▸ INPUT:
———

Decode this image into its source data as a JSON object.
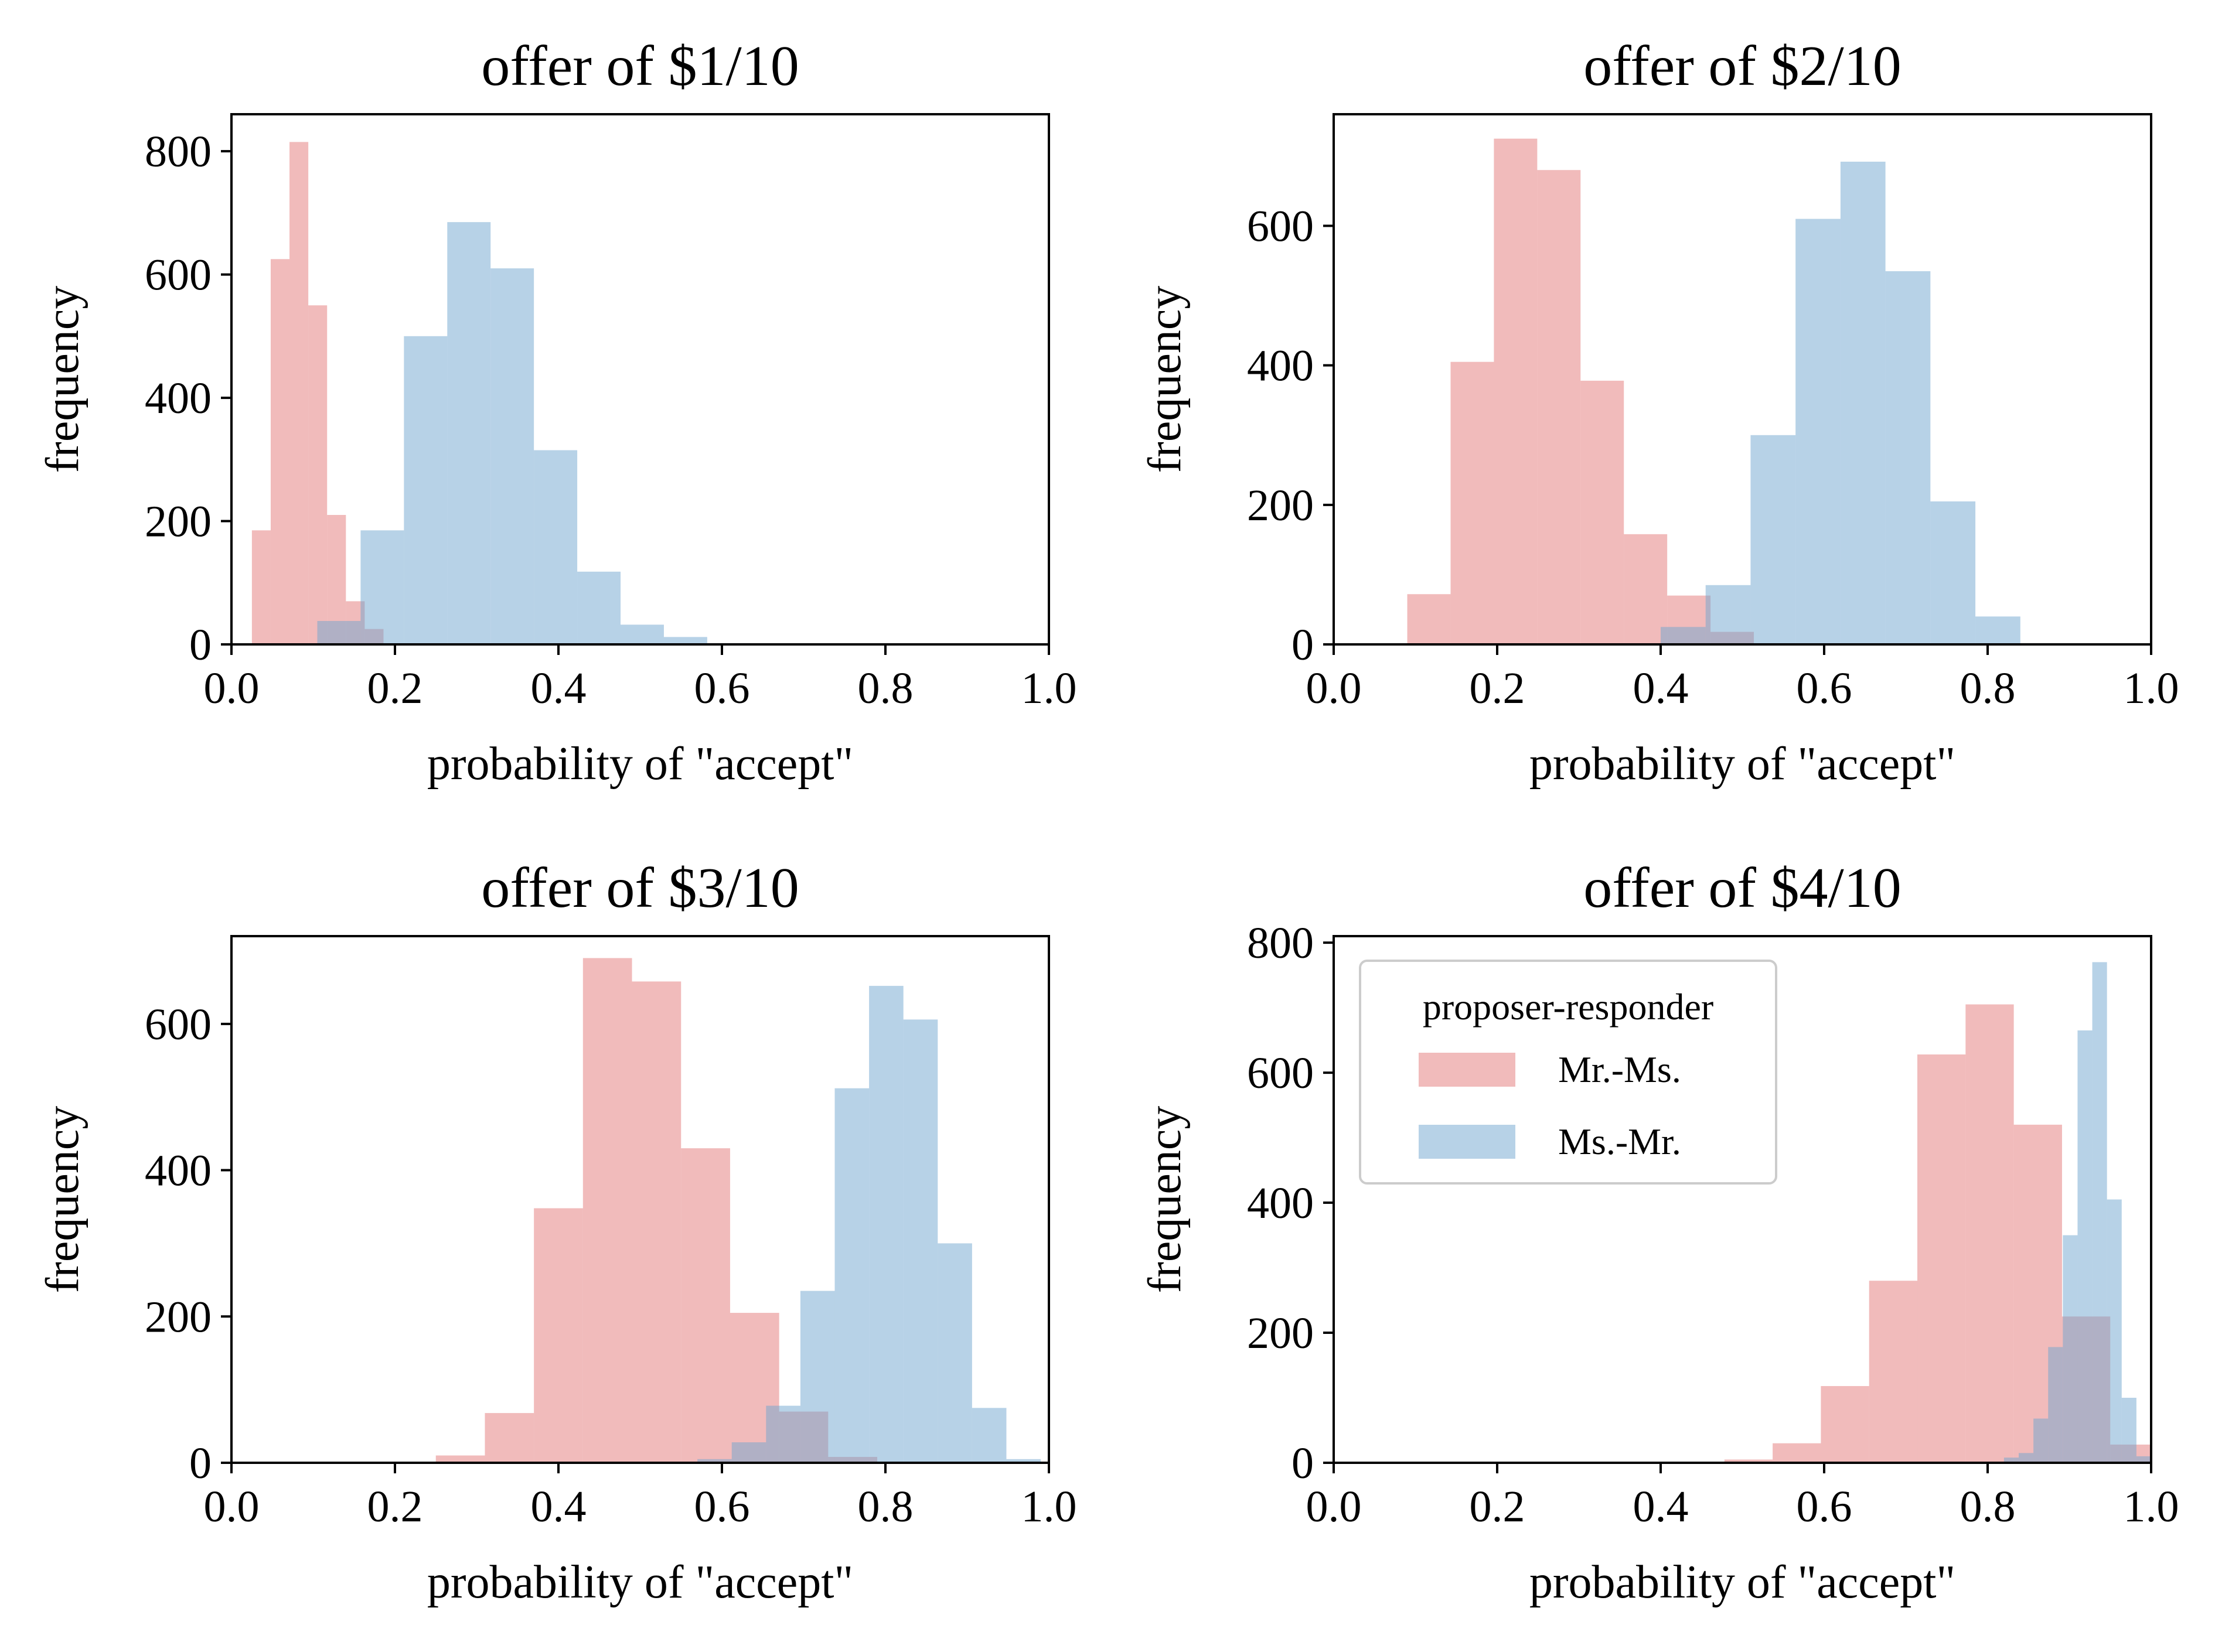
{
  "chart_data": [
    {
      "type": "histogram",
      "title": "offer of $1/10",
      "xlabel": "probability of \"accept\"",
      "ylabel": "frequency",
      "xlim": [
        0.0,
        1.0
      ],
      "ylim": [
        0,
        860
      ],
      "xticks": [
        "0.0",
        "0.2",
        "0.4",
        "0.6",
        "0.8",
        "1.0"
      ],
      "yticks": [
        0,
        200,
        400,
        600,
        800
      ],
      "series": [
        {
          "name": "Mr.-Ms.",
          "bins": [
            [
              0.025,
              0.048,
              185
            ],
            [
              0.048,
              0.071,
              625
            ],
            [
              0.071,
              0.094,
              815
            ],
            [
              0.094,
              0.117,
              550
            ],
            [
              0.117,
              0.14,
              210
            ],
            [
              0.14,
              0.163,
              70
            ],
            [
              0.163,
              0.186,
              25
            ]
          ]
        },
        {
          "name": "Ms.-Mr.",
          "bins": [
            [
              0.105,
              0.158,
              38
            ],
            [
              0.158,
              0.211,
              185
            ],
            [
              0.211,
              0.264,
              500
            ],
            [
              0.264,
              0.317,
              685
            ],
            [
              0.317,
              0.37,
              610
            ],
            [
              0.37,
              0.423,
              315
            ],
            [
              0.423,
              0.476,
              118
            ],
            [
              0.476,
              0.529,
              32
            ],
            [
              0.529,
              0.582,
              12
            ],
            [
              0.582,
              0.635,
              2
            ]
          ]
        }
      ]
    },
    {
      "type": "histogram",
      "title": "offer of $2/10",
      "xlabel": "probability of \"accept\"",
      "ylabel": "frequency",
      "xlim": [
        0.0,
        1.0
      ],
      "ylim": [
        0,
        760
      ],
      "xticks": [
        "0.0",
        "0.2",
        "0.4",
        "0.6",
        "0.8",
        "1.0"
      ],
      "yticks": [
        0,
        200,
        400,
        600
      ],
      "series": [
        {
          "name": "Mr.-Ms.",
          "bins": [
            [
              0.09,
              0.143,
              72
            ],
            [
              0.143,
              0.196,
              405
            ],
            [
              0.196,
              0.249,
              725
            ],
            [
              0.249,
              0.302,
              680
            ],
            [
              0.302,
              0.355,
              378
            ],
            [
              0.355,
              0.408,
              158
            ],
            [
              0.408,
              0.461,
              70
            ],
            [
              0.461,
              0.514,
              18
            ]
          ]
        },
        {
          "name": "Ms.-Mr.",
          "bins": [
            [
              0.4,
              0.455,
              25
            ],
            [
              0.455,
              0.51,
              85
            ],
            [
              0.51,
              0.565,
              300
            ],
            [
              0.565,
              0.62,
              610
            ],
            [
              0.62,
              0.675,
              692
            ],
            [
              0.675,
              0.73,
              535
            ],
            [
              0.73,
              0.785,
              205
            ],
            [
              0.785,
              0.84,
              40
            ]
          ]
        }
      ]
    },
    {
      "type": "histogram",
      "title": "offer of $3/10",
      "xlabel": "probability of \"accept\"",
      "ylabel": "frequency",
      "xlim": [
        0.0,
        1.0
      ],
      "ylim": [
        0,
        720
      ],
      "xticks": [
        "0.0",
        "0.2",
        "0.4",
        "0.6",
        "0.8",
        "1.0"
      ],
      "yticks": [
        0,
        200,
        400,
        600
      ],
      "series": [
        {
          "name": "Mr.-Ms.",
          "bins": [
            [
              0.25,
              0.31,
              10
            ],
            [
              0.31,
              0.37,
              68
            ],
            [
              0.37,
              0.43,
              348
            ],
            [
              0.43,
              0.49,
              690
            ],
            [
              0.49,
              0.55,
              658
            ],
            [
              0.55,
              0.61,
              430
            ],
            [
              0.61,
              0.67,
              205
            ],
            [
              0.67,
              0.73,
              70
            ],
            [
              0.73,
              0.79,
              8
            ]
          ]
        },
        {
          "name": "Ms.-Mr.",
          "bins": [
            [
              0.57,
              0.612,
              5
            ],
            [
              0.612,
              0.654,
              28
            ],
            [
              0.654,
              0.696,
              78
            ],
            [
              0.696,
              0.738,
              235
            ],
            [
              0.738,
              0.78,
              512
            ],
            [
              0.78,
              0.822,
              652
            ],
            [
              0.822,
              0.864,
              606
            ],
            [
              0.864,
              0.906,
              300
            ],
            [
              0.906,
              0.948,
              75
            ],
            [
              0.948,
              0.99,
              5
            ]
          ]
        }
      ]
    },
    {
      "type": "histogram",
      "title": "offer of $4/10",
      "xlabel": "probability of \"accept\"",
      "ylabel": "frequency",
      "xlim": [
        0.0,
        1.0
      ],
      "ylim": [
        0,
        810
      ],
      "xticks": [
        "0.0",
        "0.2",
        "0.4",
        "0.6",
        "0.8",
        "1.0"
      ],
      "yticks": [
        0,
        200,
        400,
        600,
        800
      ],
      "series": [
        {
          "name": "Mr.-Ms.",
          "bins": [
            [
              0.478,
              0.537,
              5
            ],
            [
              0.537,
              0.596,
              30
            ],
            [
              0.596,
              0.655,
              118
            ],
            [
              0.655,
              0.714,
              280
            ],
            [
              0.714,
              0.773,
              628
            ],
            [
              0.773,
              0.832,
              705
            ],
            [
              0.832,
              0.891,
              520
            ],
            [
              0.891,
              0.95,
              225
            ],
            [
              0.95,
              1.009,
              28
            ]
          ]
        },
        {
          "name": "Ms.-Mr.",
          "bins": [
            [
              0.82,
              0.838,
              8
            ],
            [
              0.838,
              0.856,
              15
            ],
            [
              0.856,
              0.874,
              68
            ],
            [
              0.874,
              0.892,
              178
            ],
            [
              0.892,
              0.91,
              350
            ],
            [
              0.91,
              0.928,
              665
            ],
            [
              0.928,
              0.946,
              770
            ],
            [
              0.946,
              0.964,
              405
            ],
            [
              0.964,
              0.982,
              100
            ],
            [
              0.982,
              1.0,
              10
            ]
          ]
        }
      ],
      "legend": {
        "title": "proposer-responder",
        "entries": [
          "Mr.-Ms.",
          "Ms.-Mr."
        ],
        "placement": "upper-left"
      }
    }
  ],
  "colors": {
    "Mr.-Ms.": "#e37777",
    "Ms.-Mr.": "#6fa6cf",
    "opacity": 0.5
  }
}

———

▸ WHAT NEEDS TO BE DONE: Print out the lines exactly, skipping any picture.

▸ FINISHED TASK:
Decode this image into its source data as a JSON object.
{
  "chart_data": [
    {
      "type": "histogram",
      "title": "offer of $1/10",
      "xlabel": "probability of \"accept\"",
      "ylabel": "frequency",
      "xlim": [
        0.0,
        1.0
      ],
      "ylim": [
        0,
        860
      ],
      "xticks": [
        "0.0",
        "0.2",
        "0.4",
        "0.6",
        "0.8",
        "1.0"
      ],
      "yticks": [
        0,
        200,
        400,
        600,
        800
      ],
      "series": [
        {
          "name": "Mr.-Ms.",
          "bins": [
            [
              0.025,
              0.048,
              185
            ],
            [
              0.048,
              0.071,
              625
            ],
            [
              0.071,
              0.094,
              815
            ],
            [
              0.094,
              0.117,
              550
            ],
            [
              0.117,
              0.14,
              210
            ],
            [
              0.14,
              0.163,
              70
            ],
            [
              0.163,
              0.186,
              25
            ]
          ]
        },
        {
          "name": "Ms.-Mr.",
          "bins": [
            [
              0.105,
              0.158,
              38
            ],
            [
              0.158,
              0.211,
              185
            ],
            [
              0.211,
              0.264,
              500
            ],
            [
              0.264,
              0.317,
              685
            ],
            [
              0.317,
              0.37,
              610
            ],
            [
              0.37,
              0.423,
              315
            ],
            [
              0.423,
              0.476,
              118
            ],
            [
              0.476,
              0.529,
              32
            ],
            [
              0.529,
              0.582,
              12
            ],
            [
              0.582,
              0.635,
              2
            ]
          ]
        }
      ]
    },
    {
      "type": "histogram",
      "title": "offer of $2/10",
      "xlabel": "probability of \"accept\"",
      "ylabel": "frequency",
      "xlim": [
        0.0,
        1.0
      ],
      "ylim": [
        0,
        760
      ],
      "xticks": [
        "0.0",
        "0.2",
        "0.4",
        "0.6",
        "0.8",
        "1.0"
      ],
      "yticks": [
        0,
        200,
        400,
        600
      ],
      "series": [
        {
          "name": "Mr.-Ms.",
          "bins": [
            [
              0.09,
              0.143,
              72
            ],
            [
              0.143,
              0.196,
              405
            ],
            [
              0.196,
              0.249,
              725
            ],
            [
              0.249,
              0.302,
              680
            ],
            [
              0.302,
              0.355,
              378
            ],
            [
              0.355,
              0.408,
              158
            ],
            [
              0.408,
              0.461,
              70
            ],
            [
              0.461,
              0.514,
              18
            ]
          ]
        },
        {
          "name": "Ms.-Mr.",
          "bins": [
            [
              0.4,
              0.455,
              25
            ],
            [
              0.455,
              0.51,
              85
            ],
            [
              0.51,
              0.565,
              300
            ],
            [
              0.565,
              0.62,
              610
            ],
            [
              0.62,
              0.675,
              692
            ],
            [
              0.675,
              0.73,
              535
            ],
            [
              0.73,
              0.785,
              205
            ],
            [
              0.785,
              0.84,
              40
            ]
          ]
        }
      ]
    },
    {
      "type": "histogram",
      "title": "offer of $3/10",
      "xlabel": "probability of \"accept\"",
      "ylabel": "frequency",
      "xlim": [
        0.0,
        1.0
      ],
      "ylim": [
        0,
        720
      ],
      "xticks": [
        "0.0",
        "0.2",
        "0.4",
        "0.6",
        "0.8",
        "1.0"
      ],
      "yticks": [
        0,
        200,
        400,
        600
      ],
      "series": [
        {
          "name": "Mr.-Ms.",
          "bins": [
            [
              0.25,
              0.31,
              10
            ],
            [
              0.31,
              0.37,
              68
            ],
            [
              0.37,
              0.43,
              348
            ],
            [
              0.43,
              0.49,
              690
            ],
            [
              0.49,
              0.55,
              658
            ],
            [
              0.55,
              0.61,
              430
            ],
            [
              0.61,
              0.67,
              205
            ],
            [
              0.67,
              0.73,
              70
            ],
            [
              0.73,
              0.79,
              8
            ]
          ]
        },
        {
          "name": "Ms.-Mr.",
          "bins": [
            [
              0.57,
              0.612,
              5
            ],
            [
              0.612,
              0.654,
              28
            ],
            [
              0.654,
              0.696,
              78
            ],
            [
              0.696,
              0.738,
              235
            ],
            [
              0.738,
              0.78,
              512
            ],
            [
              0.78,
              0.822,
              652
            ],
            [
              0.822,
              0.864,
              606
            ],
            [
              0.864,
              0.906,
              300
            ],
            [
              0.906,
              0.948,
              75
            ],
            [
              0.948,
              0.99,
              5
            ]
          ]
        }
      ]
    },
    {
      "type": "histogram",
      "title": "offer of $4/10",
      "xlabel": "probability of \"accept\"",
      "ylabel": "frequency",
      "xlim": [
        0.0,
        1.0
      ],
      "ylim": [
        0,
        810
      ],
      "xticks": [
        "0.0",
        "0.2",
        "0.4",
        "0.6",
        "0.8",
        "1.0"
      ],
      "yticks": [
        0,
        200,
        400,
        600,
        800
      ],
      "series": [
        {
          "name": "Mr.-Ms.",
          "bins": [
            [
              0.478,
              0.537,
              5
            ],
            [
              0.537,
              0.596,
              30
            ],
            [
              0.596,
              0.655,
              118
            ],
            [
              0.655,
              0.714,
              280
            ],
            [
              0.714,
              0.773,
              628
            ],
            [
              0.773,
              0.832,
              705
            ],
            [
              0.832,
              0.891,
              520
            ],
            [
              0.891,
              0.95,
              225
            ],
            [
              0.95,
              1.009,
              28
            ]
          ]
        },
        {
          "name": "Ms.-Mr.",
          "bins": [
            [
              0.82,
              0.838,
              8
            ],
            [
              0.838,
              0.856,
              15
            ],
            [
              0.856,
              0.874,
              68
            ],
            [
              0.874,
              0.892,
              178
            ],
            [
              0.892,
              0.91,
              350
            ],
            [
              0.91,
              0.928,
              665
            ],
            [
              0.928,
              0.946,
              770
            ],
            [
              0.946,
              0.964,
              405
            ],
            [
              0.964,
              0.982,
              100
            ],
            [
              0.982,
              1.0,
              10
            ]
          ]
        }
      ],
      "legend": {
        "title": "proposer-responder",
        "entries": [
          "Mr.-Ms.",
          "Ms.-Mr."
        ],
        "placement": "upper-left"
      }
    }
  ],
  "colors": {
    "Mr.-Ms.": "#e37777",
    "Ms.-Mr.": "#6fa6cf",
    "opacity": 0.5
  }
}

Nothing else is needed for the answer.